◆ SHORT EXERCISE
Please say how many lines of the listing hold "beta", with no other words in the answer.

◆ RECORDS FOR PROCESSING
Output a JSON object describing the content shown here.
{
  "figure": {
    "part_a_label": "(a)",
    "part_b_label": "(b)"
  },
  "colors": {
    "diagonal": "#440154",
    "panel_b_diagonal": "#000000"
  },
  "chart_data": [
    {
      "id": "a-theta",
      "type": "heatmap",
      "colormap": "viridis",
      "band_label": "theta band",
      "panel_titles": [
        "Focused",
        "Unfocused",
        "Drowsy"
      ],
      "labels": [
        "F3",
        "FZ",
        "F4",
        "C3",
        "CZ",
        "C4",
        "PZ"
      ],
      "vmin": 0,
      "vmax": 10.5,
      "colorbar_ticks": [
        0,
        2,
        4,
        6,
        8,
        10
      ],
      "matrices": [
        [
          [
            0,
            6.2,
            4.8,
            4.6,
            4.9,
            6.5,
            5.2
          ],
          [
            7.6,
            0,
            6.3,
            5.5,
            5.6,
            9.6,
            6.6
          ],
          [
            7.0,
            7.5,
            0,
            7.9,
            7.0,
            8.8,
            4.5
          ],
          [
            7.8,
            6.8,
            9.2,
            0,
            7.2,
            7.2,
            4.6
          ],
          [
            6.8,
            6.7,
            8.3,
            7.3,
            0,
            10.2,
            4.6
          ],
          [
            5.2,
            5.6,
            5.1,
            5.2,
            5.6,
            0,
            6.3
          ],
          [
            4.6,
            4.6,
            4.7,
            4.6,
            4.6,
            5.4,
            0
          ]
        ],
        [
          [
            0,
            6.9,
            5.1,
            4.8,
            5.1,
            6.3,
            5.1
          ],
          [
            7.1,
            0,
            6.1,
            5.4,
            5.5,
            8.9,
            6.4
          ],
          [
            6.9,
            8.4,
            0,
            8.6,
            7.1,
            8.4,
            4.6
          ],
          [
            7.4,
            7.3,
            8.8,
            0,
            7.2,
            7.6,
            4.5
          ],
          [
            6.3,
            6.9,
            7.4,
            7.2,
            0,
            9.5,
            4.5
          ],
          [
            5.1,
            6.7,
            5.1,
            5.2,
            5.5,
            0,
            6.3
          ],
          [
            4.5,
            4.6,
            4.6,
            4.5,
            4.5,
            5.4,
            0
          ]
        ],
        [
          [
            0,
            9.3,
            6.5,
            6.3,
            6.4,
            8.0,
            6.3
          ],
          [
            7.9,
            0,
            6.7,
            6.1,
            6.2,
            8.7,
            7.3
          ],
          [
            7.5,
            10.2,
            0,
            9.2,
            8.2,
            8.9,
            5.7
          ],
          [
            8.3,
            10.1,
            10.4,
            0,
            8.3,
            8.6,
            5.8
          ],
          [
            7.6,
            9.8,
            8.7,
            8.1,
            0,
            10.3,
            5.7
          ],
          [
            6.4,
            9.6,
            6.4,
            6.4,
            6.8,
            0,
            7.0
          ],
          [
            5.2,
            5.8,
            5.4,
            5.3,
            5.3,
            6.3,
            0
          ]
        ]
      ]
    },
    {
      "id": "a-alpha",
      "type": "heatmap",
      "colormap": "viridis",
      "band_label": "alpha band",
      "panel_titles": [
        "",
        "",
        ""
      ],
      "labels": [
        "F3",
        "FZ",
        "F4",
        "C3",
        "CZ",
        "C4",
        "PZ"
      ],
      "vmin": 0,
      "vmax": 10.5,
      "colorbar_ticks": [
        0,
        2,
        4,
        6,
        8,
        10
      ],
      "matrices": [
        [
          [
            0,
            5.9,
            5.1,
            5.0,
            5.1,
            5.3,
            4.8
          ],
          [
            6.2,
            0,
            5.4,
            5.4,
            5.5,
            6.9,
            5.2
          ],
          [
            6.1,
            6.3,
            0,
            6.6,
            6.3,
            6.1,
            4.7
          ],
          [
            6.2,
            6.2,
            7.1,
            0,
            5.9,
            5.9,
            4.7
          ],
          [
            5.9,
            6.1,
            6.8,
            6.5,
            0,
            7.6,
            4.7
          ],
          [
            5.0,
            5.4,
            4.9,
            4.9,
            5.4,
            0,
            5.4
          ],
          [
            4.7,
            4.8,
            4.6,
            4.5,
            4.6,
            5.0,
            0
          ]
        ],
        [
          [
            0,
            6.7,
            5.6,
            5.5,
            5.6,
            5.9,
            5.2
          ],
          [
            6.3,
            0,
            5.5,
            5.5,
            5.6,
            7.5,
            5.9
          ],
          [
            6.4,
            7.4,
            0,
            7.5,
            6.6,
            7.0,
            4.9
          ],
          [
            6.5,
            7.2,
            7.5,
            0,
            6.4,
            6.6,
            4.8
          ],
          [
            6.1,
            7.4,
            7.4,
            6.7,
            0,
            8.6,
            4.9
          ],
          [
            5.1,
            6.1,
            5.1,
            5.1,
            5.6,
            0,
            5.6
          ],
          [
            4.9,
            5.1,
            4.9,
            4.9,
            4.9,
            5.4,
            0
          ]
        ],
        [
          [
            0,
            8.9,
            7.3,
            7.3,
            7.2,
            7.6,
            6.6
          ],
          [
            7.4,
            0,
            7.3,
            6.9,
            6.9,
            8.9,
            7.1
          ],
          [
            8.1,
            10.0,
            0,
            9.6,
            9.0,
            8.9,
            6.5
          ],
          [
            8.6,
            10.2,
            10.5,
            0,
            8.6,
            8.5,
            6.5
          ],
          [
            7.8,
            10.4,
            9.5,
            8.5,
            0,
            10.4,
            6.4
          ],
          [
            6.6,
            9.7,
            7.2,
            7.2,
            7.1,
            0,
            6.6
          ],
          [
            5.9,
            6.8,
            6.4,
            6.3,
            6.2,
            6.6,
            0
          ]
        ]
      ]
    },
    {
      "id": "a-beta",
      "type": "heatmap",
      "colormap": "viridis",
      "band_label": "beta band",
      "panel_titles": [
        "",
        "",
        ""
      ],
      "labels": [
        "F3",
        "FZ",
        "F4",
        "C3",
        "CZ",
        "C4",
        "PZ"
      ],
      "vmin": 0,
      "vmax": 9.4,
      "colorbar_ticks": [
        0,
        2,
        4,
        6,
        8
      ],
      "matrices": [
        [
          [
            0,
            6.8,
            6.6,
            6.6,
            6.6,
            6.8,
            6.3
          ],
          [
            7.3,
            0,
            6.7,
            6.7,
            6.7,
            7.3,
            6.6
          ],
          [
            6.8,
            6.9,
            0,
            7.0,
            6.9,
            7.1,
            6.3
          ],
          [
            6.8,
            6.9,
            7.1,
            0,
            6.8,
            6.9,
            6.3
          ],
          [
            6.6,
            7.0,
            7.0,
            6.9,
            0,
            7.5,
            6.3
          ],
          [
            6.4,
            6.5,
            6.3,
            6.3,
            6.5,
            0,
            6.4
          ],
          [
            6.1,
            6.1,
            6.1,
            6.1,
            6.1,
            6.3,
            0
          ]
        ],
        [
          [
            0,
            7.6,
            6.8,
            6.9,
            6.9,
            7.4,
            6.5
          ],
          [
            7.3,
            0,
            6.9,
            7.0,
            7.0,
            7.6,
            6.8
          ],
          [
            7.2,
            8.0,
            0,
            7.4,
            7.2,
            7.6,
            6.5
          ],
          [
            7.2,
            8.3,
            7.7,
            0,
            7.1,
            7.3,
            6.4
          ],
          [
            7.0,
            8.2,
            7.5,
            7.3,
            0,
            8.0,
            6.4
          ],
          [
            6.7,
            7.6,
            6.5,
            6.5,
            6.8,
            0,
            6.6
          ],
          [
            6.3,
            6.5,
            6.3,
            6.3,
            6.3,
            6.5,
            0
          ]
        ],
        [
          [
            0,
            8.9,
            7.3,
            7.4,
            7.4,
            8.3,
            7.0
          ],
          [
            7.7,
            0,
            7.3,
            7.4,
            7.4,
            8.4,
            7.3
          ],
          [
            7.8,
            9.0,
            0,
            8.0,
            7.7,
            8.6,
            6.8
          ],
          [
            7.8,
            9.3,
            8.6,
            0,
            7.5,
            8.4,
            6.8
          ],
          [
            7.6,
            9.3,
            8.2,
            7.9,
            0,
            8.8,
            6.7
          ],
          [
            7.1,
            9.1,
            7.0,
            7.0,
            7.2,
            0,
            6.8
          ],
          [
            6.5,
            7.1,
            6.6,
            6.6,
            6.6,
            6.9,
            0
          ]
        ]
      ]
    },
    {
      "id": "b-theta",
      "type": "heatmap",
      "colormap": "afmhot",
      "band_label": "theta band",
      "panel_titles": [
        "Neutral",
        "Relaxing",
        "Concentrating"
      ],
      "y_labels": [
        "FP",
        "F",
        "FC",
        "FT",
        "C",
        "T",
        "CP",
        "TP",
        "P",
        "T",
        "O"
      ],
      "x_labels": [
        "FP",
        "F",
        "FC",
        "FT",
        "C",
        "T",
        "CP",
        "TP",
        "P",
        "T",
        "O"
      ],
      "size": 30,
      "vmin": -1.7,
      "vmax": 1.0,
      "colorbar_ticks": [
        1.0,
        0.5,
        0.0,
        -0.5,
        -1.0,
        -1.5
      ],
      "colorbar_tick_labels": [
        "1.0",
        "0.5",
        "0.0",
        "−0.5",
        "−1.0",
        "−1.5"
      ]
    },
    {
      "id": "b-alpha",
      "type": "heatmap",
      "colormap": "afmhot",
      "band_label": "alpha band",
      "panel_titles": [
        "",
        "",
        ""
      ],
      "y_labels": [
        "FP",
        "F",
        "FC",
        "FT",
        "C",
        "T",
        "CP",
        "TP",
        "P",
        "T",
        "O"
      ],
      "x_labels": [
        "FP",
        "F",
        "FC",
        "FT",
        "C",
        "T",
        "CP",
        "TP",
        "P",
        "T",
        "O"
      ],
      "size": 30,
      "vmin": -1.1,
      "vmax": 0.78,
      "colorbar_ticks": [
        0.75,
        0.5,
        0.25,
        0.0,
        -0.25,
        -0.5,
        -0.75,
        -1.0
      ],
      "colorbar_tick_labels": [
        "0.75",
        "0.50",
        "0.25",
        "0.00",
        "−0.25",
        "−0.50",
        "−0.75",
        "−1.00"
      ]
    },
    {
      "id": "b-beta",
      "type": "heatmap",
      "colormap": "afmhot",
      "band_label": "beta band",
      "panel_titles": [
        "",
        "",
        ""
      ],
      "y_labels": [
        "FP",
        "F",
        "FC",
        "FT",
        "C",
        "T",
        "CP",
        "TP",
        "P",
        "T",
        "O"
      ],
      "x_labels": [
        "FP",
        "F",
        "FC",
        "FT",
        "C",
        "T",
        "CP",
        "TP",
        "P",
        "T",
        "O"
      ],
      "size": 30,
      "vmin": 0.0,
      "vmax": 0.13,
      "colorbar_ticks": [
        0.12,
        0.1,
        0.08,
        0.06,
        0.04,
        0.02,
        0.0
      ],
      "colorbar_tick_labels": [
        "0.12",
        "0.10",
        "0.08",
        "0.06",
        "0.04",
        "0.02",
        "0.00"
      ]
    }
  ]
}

◆ OUTPUT FOR THIS EXERCISE
4